- _RECORDS FOR THE EXERCISE_
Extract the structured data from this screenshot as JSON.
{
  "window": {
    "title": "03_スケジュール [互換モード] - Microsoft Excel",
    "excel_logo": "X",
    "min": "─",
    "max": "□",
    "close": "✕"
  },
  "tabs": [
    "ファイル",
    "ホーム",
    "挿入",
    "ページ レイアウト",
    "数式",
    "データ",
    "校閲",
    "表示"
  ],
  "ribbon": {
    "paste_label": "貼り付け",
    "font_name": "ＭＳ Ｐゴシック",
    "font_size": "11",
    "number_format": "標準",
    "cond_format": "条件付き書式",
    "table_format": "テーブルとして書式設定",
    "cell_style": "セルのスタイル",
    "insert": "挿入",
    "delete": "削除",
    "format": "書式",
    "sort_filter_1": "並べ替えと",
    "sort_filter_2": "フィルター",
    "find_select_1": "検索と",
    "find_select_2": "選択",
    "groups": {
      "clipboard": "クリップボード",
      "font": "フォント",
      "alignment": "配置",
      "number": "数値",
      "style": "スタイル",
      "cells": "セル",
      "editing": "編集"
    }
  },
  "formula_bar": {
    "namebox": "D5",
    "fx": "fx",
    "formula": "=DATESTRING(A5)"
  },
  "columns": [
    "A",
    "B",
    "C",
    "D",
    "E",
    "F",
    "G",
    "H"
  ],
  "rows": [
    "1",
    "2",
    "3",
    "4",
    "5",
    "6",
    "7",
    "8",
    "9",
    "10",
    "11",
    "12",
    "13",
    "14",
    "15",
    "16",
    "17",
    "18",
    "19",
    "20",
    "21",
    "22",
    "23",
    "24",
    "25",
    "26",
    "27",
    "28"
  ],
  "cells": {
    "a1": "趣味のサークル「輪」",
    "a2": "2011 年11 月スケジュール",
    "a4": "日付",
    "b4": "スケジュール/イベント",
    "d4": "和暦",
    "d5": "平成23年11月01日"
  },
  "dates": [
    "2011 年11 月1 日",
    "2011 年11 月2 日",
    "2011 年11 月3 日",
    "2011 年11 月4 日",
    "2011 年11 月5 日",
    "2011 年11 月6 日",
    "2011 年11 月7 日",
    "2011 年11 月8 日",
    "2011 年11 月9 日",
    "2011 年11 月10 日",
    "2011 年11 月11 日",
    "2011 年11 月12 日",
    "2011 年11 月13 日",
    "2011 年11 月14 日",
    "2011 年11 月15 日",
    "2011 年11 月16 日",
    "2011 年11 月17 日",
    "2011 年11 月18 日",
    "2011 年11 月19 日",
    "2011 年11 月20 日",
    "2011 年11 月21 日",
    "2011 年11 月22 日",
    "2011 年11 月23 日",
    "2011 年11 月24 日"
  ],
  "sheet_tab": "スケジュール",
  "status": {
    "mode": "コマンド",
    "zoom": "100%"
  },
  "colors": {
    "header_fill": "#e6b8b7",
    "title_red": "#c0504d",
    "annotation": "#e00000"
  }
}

- _WHAT THE TASK REQUIRES_
Repeat the data precisely, reproducing every entry.

- _RESPONSE_
Extract the structured data from this screenshot as JSON.
{
  "window": {
    "title": "03_スケジュール [互換モード] - Microsoft Excel",
    "excel_logo": "X",
    "min": "─",
    "max": "□",
    "close": "✕"
  },
  "tabs": [
    "ファイル",
    "ホーム",
    "挿入",
    "ページ レイアウト",
    "数式",
    "データ",
    "校閲",
    "表示"
  ],
  "ribbon": {
    "paste_label": "貼り付け",
    "font_name": "ＭＳ Ｐゴシック",
    "font_size": "11",
    "number_format": "標準",
    "cond_format": "条件付き書式",
    "table_format": "テーブルとして書式設定",
    "cell_style": "セルのスタイル",
    "insert": "挿入",
    "delete": "削除",
    "format": "書式",
    "sort_filter_1": "並べ替えと",
    "sort_filter_2": "フィルター",
    "find_select_1": "検索と",
    "find_select_2": "選択",
    "groups": {
      "clipboard": "クリップボード",
      "font": "フォント",
      "alignment": "配置",
      "number": "数値",
      "style": "スタイル",
      "cells": "セル",
      "editing": "編集"
    }
  },
  "formula_bar": {
    "namebox": "D5",
    "fx": "fx",
    "formula": "=DATESTRING(A5)"
  },
  "columns": [
    "A",
    "B",
    "C",
    "D",
    "E",
    "F",
    "G",
    "H"
  ],
  "rows": [
    "1",
    "2",
    "3",
    "4",
    "5",
    "6",
    "7",
    "8",
    "9",
    "10",
    "11",
    "12",
    "13",
    "14",
    "15",
    "16",
    "17",
    "18",
    "19",
    "20",
    "21",
    "22",
    "23",
    "24",
    "25",
    "26",
    "27",
    "28"
  ],
  "cells": {
    "a1": "趣味のサークル「輪」",
    "a2": "2011 年11 月スケジュール",
    "a4": "日付",
    "b4": "スケジュール/イベント",
    "d4": "和暦",
    "d5": "平成23年11月01日"
  },
  "dates": [
    "2011 年11 月1 日",
    "2011 年11 月2 日",
    "2011 年11 月3 日",
    "2011 年11 月4 日",
    "2011 年11 月5 日",
    "2011 年11 月6 日",
    "2011 年11 月7 日",
    "2011 年11 月8 日",
    "2011 年11 月9 日",
    "2011 年11 月10 日",
    "2011 年11 月11 日",
    "2011 年11 月12 日",
    "2011 年11 月13 日",
    "2011 年11 月14 日",
    "2011 年11 月15 日",
    "2011 年11 月16 日",
    "2011 年11 月17 日",
    "2011 年11 月18 日",
    "2011 年11 月19 日",
    "2011 年11 月20 日",
    "2011 年11 月21 日",
    "2011 年11 月22 日",
    "2011 年11 月23 日",
    "2011 年11 月24 日"
  ],
  "sheet_tab": "スケジュール",
  "status": {
    "mode": "コマンド",
    "zoom": "100%"
  },
  "colors": {
    "header_fill": "#e6b8b7",
    "title_red": "#c0504d",
    "annotation": "#e00000"
  }
}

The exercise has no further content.